(Records excerpted from a collection)
______________________________
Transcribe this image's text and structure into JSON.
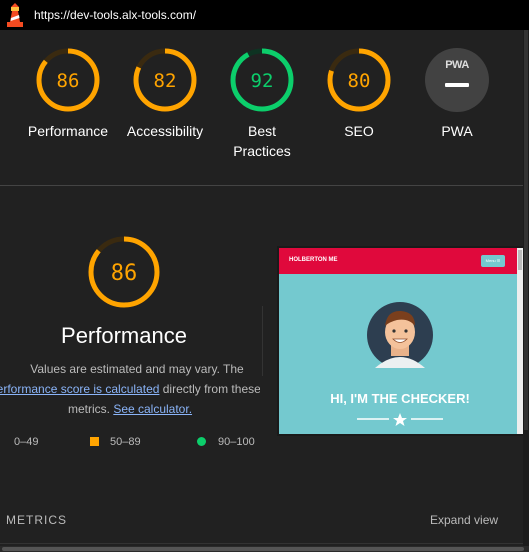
{
  "header": {
    "url": "https://dev-tools.alx-tools.com/"
  },
  "colors": {
    "average": "#ffa400",
    "pass": "#0cce6b",
    "fail": "#ff4e42",
    "background": "#212121"
  },
  "categories": [
    {
      "label": "Performance",
      "score": "86",
      "score_value": 86,
      "color": "#ffa400"
    },
    {
      "label": "Accessibility",
      "score": "82",
      "score_value": 82,
      "color": "#ffa400"
    },
    {
      "label": "Best Practices",
      "score": "92",
      "score_value": 92,
      "color": "#0cce6b"
    },
    {
      "label": "SEO",
      "score": "80",
      "score_value": 80,
      "color": "#ffa400"
    },
    {
      "label": "PWA",
      "badge": "PWA",
      "icon": "pwa-dash-icon"
    }
  ],
  "performance": {
    "score": "86",
    "score_value": 86,
    "title": "Performance",
    "desc_line1": "Values are estimated and may vary. The",
    "desc_link1": "performance score is calculated",
    "desc_line2_rest": " directly from these",
    "desc_line3_prefix": "metrics. ",
    "desc_link2": "See calculator."
  },
  "legend": [
    {
      "range": "0–49",
      "icon": "fail-triangle-icon"
    },
    {
      "range": "50–89",
      "icon": "average-square-icon"
    },
    {
      "range": "90–100",
      "icon": "pass-circle-icon"
    }
  ],
  "screenshot": {
    "brand": "HOLBERTON ME",
    "menu": "Menu ☰",
    "headline": "HI, I'M THE CHECKER!"
  },
  "metrics": {
    "heading": "METRICS",
    "expand": "Expand view"
  }
}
______________________________
**The request:** Your task is to set down the records shown above exactly, minus any pictures.

**Final result:**
Transcribe this image's text and structure into JSON.
{
  "header": {
    "url": "https://dev-tools.alx-tools.com/"
  },
  "colors": {
    "average": "#ffa400",
    "pass": "#0cce6b",
    "fail": "#ff4e42",
    "background": "#212121"
  },
  "categories": [
    {
      "label": "Performance",
      "score": "86",
      "score_value": 86,
      "color": "#ffa400"
    },
    {
      "label": "Accessibility",
      "score": "82",
      "score_value": 82,
      "color": "#ffa400"
    },
    {
      "label": "Best Practices",
      "score": "92",
      "score_value": 92,
      "color": "#0cce6b"
    },
    {
      "label": "SEO",
      "score": "80",
      "score_value": 80,
      "color": "#ffa400"
    },
    {
      "label": "PWA",
      "badge": "PWA",
      "icon": "pwa-dash-icon"
    }
  ],
  "performance": {
    "score": "86",
    "score_value": 86,
    "title": "Performance",
    "desc_line1": "Values are estimated and may vary. The",
    "desc_link1": "performance score is calculated",
    "desc_line2_rest": " directly from these",
    "desc_line3_prefix": "metrics. ",
    "desc_link2": "See calculator."
  },
  "legend": [
    {
      "range": "0–49",
      "icon": "fail-triangle-icon"
    },
    {
      "range": "50–89",
      "icon": "average-square-icon"
    },
    {
      "range": "90–100",
      "icon": "pass-circle-icon"
    }
  ],
  "screenshot": {
    "brand": "HOLBERTON ME",
    "menu": "Menu ☰",
    "headline": "HI, I'M THE CHECKER!"
  },
  "metrics": {
    "heading": "METRICS",
    "expand": "Expand view"
  }
}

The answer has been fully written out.